---------- Provided material ----------
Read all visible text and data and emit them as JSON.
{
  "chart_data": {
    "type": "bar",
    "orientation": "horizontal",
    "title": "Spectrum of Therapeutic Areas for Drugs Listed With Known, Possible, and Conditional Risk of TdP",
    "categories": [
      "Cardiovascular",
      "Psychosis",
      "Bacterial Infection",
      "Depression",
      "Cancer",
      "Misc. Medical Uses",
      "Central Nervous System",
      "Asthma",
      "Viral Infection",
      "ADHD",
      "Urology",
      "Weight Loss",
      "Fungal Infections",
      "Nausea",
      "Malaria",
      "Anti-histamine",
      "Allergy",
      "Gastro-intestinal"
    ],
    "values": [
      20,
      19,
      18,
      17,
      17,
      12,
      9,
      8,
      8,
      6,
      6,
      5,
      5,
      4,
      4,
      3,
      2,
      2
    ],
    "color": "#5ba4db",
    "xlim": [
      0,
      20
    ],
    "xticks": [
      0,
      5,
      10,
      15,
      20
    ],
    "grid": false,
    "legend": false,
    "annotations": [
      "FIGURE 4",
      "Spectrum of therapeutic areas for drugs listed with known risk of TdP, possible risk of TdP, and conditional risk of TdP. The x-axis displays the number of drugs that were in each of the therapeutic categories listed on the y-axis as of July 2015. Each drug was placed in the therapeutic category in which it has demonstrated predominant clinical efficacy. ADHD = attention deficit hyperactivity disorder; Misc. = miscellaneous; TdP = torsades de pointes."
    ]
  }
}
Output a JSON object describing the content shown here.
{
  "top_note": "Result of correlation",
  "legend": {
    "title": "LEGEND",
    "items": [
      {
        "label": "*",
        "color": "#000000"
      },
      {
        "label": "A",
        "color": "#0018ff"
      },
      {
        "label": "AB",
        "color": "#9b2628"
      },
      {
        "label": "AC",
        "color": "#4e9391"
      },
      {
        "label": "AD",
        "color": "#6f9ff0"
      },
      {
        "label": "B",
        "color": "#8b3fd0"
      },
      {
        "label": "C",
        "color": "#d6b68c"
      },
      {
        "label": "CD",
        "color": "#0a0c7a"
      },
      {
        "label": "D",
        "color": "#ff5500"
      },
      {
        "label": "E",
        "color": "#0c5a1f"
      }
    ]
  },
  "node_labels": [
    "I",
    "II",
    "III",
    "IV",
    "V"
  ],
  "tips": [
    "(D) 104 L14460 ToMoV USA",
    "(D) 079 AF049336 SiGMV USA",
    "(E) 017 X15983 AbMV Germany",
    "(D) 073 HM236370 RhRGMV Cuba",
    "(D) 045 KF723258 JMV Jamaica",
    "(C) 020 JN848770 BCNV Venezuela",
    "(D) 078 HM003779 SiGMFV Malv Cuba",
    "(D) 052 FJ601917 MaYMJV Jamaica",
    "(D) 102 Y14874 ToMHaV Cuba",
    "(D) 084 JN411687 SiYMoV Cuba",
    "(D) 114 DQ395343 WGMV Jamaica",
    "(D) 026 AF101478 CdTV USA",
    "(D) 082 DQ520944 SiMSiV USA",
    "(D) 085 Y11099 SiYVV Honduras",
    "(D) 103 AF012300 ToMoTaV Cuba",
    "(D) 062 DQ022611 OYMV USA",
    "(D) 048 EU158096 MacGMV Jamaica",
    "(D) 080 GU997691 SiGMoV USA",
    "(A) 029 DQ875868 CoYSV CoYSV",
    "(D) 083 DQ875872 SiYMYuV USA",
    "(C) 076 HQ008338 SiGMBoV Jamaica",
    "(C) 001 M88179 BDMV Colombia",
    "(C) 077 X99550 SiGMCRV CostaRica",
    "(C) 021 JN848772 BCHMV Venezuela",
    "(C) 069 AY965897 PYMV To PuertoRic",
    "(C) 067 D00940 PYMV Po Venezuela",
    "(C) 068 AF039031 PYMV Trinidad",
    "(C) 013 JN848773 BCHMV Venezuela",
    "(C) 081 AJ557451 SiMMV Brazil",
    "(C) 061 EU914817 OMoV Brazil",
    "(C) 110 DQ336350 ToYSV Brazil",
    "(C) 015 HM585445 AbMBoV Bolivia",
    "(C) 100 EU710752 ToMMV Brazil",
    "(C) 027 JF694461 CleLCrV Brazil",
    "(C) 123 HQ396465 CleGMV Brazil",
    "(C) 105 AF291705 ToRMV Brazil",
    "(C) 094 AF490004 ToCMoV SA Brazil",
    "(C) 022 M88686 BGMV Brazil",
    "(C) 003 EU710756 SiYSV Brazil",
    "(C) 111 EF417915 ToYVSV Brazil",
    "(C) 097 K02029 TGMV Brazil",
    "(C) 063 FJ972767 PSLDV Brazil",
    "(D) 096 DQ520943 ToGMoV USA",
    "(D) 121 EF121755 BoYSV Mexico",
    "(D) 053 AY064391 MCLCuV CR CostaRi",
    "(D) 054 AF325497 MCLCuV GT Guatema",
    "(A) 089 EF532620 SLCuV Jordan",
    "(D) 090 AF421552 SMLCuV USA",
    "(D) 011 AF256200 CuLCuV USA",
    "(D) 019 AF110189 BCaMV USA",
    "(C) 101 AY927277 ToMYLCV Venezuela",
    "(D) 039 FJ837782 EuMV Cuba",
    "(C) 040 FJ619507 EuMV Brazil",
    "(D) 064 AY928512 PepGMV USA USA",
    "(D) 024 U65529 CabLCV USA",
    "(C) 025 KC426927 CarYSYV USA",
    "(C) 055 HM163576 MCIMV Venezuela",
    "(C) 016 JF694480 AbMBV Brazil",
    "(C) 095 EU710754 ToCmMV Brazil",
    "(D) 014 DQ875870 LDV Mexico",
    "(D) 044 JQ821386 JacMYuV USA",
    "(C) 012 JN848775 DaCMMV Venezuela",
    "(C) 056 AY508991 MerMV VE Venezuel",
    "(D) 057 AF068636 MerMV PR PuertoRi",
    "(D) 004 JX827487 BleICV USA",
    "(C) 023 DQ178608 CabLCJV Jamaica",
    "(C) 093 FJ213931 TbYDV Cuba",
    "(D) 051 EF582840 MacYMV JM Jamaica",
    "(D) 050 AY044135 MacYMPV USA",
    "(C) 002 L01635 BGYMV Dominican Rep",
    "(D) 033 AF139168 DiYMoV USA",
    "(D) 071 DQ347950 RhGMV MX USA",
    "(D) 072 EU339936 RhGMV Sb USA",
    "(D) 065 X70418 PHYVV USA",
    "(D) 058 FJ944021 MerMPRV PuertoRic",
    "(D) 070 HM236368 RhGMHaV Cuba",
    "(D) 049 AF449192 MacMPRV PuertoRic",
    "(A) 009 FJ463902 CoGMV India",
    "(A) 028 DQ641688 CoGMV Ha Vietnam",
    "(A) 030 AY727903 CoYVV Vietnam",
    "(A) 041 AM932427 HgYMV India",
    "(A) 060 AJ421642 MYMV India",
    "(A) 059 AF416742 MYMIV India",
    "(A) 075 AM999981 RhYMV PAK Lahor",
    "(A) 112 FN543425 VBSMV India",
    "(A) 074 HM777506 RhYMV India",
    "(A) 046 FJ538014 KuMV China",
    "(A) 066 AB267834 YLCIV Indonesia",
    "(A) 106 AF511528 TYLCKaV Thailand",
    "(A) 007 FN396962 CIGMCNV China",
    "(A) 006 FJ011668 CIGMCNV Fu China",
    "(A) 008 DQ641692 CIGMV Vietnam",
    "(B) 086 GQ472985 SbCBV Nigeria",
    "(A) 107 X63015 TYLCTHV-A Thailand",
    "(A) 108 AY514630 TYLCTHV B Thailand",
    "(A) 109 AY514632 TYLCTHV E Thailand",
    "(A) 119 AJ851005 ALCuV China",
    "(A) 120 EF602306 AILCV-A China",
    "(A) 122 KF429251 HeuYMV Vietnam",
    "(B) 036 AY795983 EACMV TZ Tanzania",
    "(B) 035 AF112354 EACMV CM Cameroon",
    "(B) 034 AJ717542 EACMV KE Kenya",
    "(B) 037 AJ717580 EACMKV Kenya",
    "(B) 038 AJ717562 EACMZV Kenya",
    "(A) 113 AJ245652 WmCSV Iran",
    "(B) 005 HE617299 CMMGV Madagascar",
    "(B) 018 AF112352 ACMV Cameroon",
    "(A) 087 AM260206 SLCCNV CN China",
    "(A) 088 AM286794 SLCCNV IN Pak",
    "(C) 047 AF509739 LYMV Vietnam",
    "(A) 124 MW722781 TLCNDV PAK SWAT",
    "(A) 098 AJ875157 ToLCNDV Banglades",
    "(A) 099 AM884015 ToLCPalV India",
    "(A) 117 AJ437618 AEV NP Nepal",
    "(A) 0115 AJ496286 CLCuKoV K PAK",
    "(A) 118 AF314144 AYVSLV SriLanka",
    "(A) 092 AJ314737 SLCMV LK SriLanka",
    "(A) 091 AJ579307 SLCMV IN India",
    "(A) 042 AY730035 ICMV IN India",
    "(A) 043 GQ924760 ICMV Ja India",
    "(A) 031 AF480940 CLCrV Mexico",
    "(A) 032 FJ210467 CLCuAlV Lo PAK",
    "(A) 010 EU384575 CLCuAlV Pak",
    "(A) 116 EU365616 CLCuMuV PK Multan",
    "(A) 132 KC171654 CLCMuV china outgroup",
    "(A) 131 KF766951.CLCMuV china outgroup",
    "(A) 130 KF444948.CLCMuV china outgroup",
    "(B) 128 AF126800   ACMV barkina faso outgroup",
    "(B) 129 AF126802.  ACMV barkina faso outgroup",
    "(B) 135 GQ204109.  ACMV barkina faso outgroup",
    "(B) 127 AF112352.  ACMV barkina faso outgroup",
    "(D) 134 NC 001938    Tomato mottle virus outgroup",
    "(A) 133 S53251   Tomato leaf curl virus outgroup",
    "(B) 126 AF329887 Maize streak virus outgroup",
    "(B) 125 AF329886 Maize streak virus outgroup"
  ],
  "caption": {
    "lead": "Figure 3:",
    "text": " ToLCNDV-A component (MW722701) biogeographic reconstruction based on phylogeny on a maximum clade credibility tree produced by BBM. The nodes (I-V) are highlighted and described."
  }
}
----------
__What the task requires__.
In the records above, how many lines contain the word "EACMV"? Give the number alone.

__Solution__.
3